__Problem details__:
Print the listing below in its entirety, character for character.
--- begin Dataset records ---
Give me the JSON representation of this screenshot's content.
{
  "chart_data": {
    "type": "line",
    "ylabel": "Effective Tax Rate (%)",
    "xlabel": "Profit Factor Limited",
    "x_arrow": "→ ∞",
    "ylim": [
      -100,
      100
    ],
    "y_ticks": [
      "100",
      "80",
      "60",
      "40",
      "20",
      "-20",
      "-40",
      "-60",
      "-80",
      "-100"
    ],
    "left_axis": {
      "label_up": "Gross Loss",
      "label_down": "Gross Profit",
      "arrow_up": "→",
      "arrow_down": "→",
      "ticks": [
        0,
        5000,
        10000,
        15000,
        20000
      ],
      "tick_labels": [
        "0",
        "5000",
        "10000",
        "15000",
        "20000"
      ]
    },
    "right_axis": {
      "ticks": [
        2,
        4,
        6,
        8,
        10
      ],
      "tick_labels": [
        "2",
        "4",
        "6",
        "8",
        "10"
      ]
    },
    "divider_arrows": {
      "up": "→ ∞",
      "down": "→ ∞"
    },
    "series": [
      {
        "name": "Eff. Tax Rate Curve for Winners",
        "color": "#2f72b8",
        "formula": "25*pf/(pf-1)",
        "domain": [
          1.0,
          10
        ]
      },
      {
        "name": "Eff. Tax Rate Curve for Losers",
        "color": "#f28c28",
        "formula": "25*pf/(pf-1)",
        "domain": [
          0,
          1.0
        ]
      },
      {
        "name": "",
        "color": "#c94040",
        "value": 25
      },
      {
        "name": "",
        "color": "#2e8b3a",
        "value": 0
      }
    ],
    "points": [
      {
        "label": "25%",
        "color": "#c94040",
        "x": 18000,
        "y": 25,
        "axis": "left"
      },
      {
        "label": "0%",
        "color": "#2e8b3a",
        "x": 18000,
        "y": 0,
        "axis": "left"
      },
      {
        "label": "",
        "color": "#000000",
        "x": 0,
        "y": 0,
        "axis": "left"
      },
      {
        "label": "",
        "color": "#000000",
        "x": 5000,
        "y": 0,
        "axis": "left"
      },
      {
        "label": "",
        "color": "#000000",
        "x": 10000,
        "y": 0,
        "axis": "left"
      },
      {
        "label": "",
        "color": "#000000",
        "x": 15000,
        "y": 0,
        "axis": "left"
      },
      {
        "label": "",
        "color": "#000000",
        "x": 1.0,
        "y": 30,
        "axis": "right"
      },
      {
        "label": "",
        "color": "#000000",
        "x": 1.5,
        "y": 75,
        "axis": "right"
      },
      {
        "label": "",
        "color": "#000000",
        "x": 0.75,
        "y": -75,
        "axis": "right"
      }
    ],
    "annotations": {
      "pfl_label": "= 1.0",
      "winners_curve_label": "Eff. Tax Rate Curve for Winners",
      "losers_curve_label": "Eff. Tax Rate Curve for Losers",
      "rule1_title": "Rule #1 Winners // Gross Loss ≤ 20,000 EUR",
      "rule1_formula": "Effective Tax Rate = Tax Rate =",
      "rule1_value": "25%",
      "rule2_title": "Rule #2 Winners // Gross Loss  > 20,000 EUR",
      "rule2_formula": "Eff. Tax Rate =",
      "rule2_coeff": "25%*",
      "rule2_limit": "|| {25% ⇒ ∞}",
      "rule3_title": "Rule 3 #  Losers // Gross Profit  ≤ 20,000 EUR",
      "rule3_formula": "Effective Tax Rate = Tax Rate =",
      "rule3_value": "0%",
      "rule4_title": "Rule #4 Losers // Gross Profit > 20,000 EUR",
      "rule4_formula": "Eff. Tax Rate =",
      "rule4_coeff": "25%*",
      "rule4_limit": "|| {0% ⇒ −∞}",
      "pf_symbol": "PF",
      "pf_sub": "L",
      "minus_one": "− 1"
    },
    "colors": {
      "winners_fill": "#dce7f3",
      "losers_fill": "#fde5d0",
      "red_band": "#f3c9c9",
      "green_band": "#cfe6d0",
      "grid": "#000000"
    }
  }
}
--- end Dataset records ---
__Solution to the exercise__:
Give me the JSON representation of this screenshot's content.
{
  "chart_data": {
    "type": "line",
    "ylabel": "Effective Tax Rate (%)",
    "xlabel": "Profit Factor Limited",
    "x_arrow": "→ ∞",
    "ylim": [
      -100,
      100
    ],
    "y_ticks": [
      "100",
      "80",
      "60",
      "40",
      "20",
      "-20",
      "-40",
      "-60",
      "-80",
      "-100"
    ],
    "left_axis": {
      "label_up": "Gross Loss",
      "label_down": "Gross Profit",
      "arrow_up": "→",
      "arrow_down": "→",
      "ticks": [
        0,
        5000,
        10000,
        15000,
        20000
      ],
      "tick_labels": [
        "0",
        "5000",
        "10000",
        "15000",
        "20000"
      ]
    },
    "right_axis": {
      "ticks": [
        2,
        4,
        6,
        8,
        10
      ],
      "tick_labels": [
        "2",
        "4",
        "6",
        "8",
        "10"
      ]
    },
    "divider_arrows": {
      "up": "→ ∞",
      "down": "→ ∞"
    },
    "series": [
      {
        "name": "Eff. Tax Rate Curve for Winners",
        "color": "#2f72b8",
        "formula": "25*pf/(pf-1)",
        "domain": [
          1.0,
          10
        ]
      },
      {
        "name": "Eff. Tax Rate Curve for Losers",
        "color": "#f28c28",
        "formula": "25*pf/(pf-1)",
        "domain": [
          0,
          1.0
        ]
      },
      {
        "name": "",
        "color": "#c94040",
        "value": 25
      },
      {
        "name": "",
        "color": "#2e8b3a",
        "value": 0
      }
    ],
    "points": [
      {
        "label": "25%",
        "color": "#c94040",
        "x": 18000,
        "y": 25,
        "axis": "left"
      },
      {
        "label": "0%",
        "color": "#2e8b3a",
        "x": 18000,
        "y": 0,
        "axis": "left"
      },
      {
        "label": "",
        "color": "#000000",
        "x": 0,
        "y": 0,
        "axis": "left"
      },
      {
        "label": "",
        "color": "#000000",
        "x": 5000,
        "y": 0,
        "axis": "left"
      },
      {
        "label": "",
        "color": "#000000",
        "x": 10000,
        "y": 0,
        "axis": "left"
      },
      {
        "label": "",
        "color": "#000000",
        "x": 15000,
        "y": 0,
        "axis": "left"
      },
      {
        "label": "",
        "color": "#000000",
        "x": 1.0,
        "y": 30,
        "axis": "right"
      },
      {
        "label": "",
        "color": "#000000",
        "x": 1.5,
        "y": 75,
        "axis": "right"
      },
      {
        "label": "",
        "color": "#000000",
        "x": 0.75,
        "y": -75,
        "axis": "right"
      }
    ],
    "annotations": {
      "pfl_label": "= 1.0",
      "winners_curve_label": "Eff. Tax Rate Curve for Winners",
      "losers_curve_label": "Eff. Tax Rate Curve for Losers",
      "rule1_title": "Rule #1 Winners // Gross Loss ≤ 20,000 EUR",
      "rule1_formula": "Effective Tax Rate = Tax Rate =",
      "rule1_value": "25%",
      "rule2_title": "Rule #2 Winners // Gross Loss  > 20,000 EUR",
      "rule2_formula": "Eff. Tax Rate =",
      "rule2_coeff": "25%*",
      "rule2_limit": "|| {25% ⇒ ∞}",
      "rule3_title": "Rule 3 #  Losers // Gross Profit  ≤ 20,000 EUR",
      "rule3_formula": "Effective Tax Rate = Tax Rate =",
      "rule3_value": "0%",
      "rule4_title": "Rule #4 Losers // Gross Profit > 20,000 EUR",
      "rule4_formula": "Eff. Tax Rate =",
      "rule4_coeff": "25%*",
      "rule4_limit": "|| {0% ⇒ −∞}",
      "pf_symbol": "PF",
      "pf_sub": "L",
      "minus_one": "− 1"
    },
    "colors": {
      "winners_fill": "#dce7f3",
      "losers_fill": "#fde5d0",
      "red_band": "#f3c9c9",
      "green_band": "#cfe6d0",
      "grid": "#000000"
    }
  }
}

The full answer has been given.